**SET TASK**: Extract the full set of records, then give each one again exactly.

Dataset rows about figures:
┌──
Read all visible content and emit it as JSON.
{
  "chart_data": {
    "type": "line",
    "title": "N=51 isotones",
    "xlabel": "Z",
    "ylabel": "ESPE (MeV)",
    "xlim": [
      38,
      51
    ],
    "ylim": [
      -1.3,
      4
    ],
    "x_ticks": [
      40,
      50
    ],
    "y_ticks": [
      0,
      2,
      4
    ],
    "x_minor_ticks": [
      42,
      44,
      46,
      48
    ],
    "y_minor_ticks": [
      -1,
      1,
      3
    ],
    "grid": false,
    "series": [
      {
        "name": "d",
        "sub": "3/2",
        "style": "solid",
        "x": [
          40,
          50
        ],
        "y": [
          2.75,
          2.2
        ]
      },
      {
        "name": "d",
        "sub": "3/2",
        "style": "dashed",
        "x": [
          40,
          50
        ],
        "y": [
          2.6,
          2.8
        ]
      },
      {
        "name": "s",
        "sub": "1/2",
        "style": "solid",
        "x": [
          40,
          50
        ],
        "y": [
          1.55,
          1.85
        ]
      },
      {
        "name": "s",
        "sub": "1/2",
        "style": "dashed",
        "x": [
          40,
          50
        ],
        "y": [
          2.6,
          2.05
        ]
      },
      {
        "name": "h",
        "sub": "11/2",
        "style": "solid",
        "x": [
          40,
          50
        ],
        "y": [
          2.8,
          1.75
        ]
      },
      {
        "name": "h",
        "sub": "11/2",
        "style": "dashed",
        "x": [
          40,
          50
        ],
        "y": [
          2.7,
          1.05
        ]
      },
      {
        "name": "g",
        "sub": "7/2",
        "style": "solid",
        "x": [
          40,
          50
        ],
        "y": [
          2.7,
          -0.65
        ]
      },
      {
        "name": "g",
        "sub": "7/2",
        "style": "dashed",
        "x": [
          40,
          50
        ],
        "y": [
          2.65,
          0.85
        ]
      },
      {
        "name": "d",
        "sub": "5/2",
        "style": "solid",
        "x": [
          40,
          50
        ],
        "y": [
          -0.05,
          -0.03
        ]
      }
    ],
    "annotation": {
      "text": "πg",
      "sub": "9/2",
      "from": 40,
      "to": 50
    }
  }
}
└──
**FULL ANSWER**:
Read all visible content and emit it as JSON.
{
  "chart_data": {
    "type": "line",
    "title": "N=51 isotones",
    "xlabel": "Z",
    "ylabel": "ESPE (MeV)",
    "xlim": [
      38,
      51
    ],
    "ylim": [
      -1.3,
      4
    ],
    "x_ticks": [
      40,
      50
    ],
    "y_ticks": [
      0,
      2,
      4
    ],
    "x_minor_ticks": [
      42,
      44,
      46,
      48
    ],
    "y_minor_ticks": [
      -1,
      1,
      3
    ],
    "grid": false,
    "series": [
      {
        "name": "d",
        "sub": "3/2",
        "style": "solid",
        "x": [
          40,
          50
        ],
        "y": [
          2.75,
          2.2
        ]
      },
      {
        "name": "d",
        "sub": "3/2",
        "style": "dashed",
        "x": [
          40,
          50
        ],
        "y": [
          2.6,
          2.8
        ]
      },
      {
        "name": "s",
        "sub": "1/2",
        "style": "solid",
        "x": [
          40,
          50
        ],
        "y": [
          1.55,
          1.85
        ]
      },
      {
        "name": "s",
        "sub": "1/2",
        "style": "dashed",
        "x": [
          40,
          50
        ],
        "y": [
          2.6,
          2.05
        ]
      },
      {
        "name": "h",
        "sub": "11/2",
        "style": "solid",
        "x": [
          40,
          50
        ],
        "y": [
          2.8,
          1.75
        ]
      },
      {
        "name": "h",
        "sub": "11/2",
        "style": "dashed",
        "x": [
          40,
          50
        ],
        "y": [
          2.7,
          1.05
        ]
      },
      {
        "name": "g",
        "sub": "7/2",
        "style": "solid",
        "x": [
          40,
          50
        ],
        "y": [
          2.7,
          -0.65
        ]
      },
      {
        "name": "g",
        "sub": "7/2",
        "style": "dashed",
        "x": [
          40,
          50
        ],
        "y": [
          2.65,
          0.85
        ]
      },
      {
        "name": "d",
        "sub": "5/2",
        "style": "solid",
        "x": [
          40,
          50
        ],
        "y": [
          -0.05,
          -0.03
        ]
      }
    ],
    "annotation": {
      "text": "πg",
      "sub": "9/2",
      "from": 40,
      "to": 50
    }
  }
}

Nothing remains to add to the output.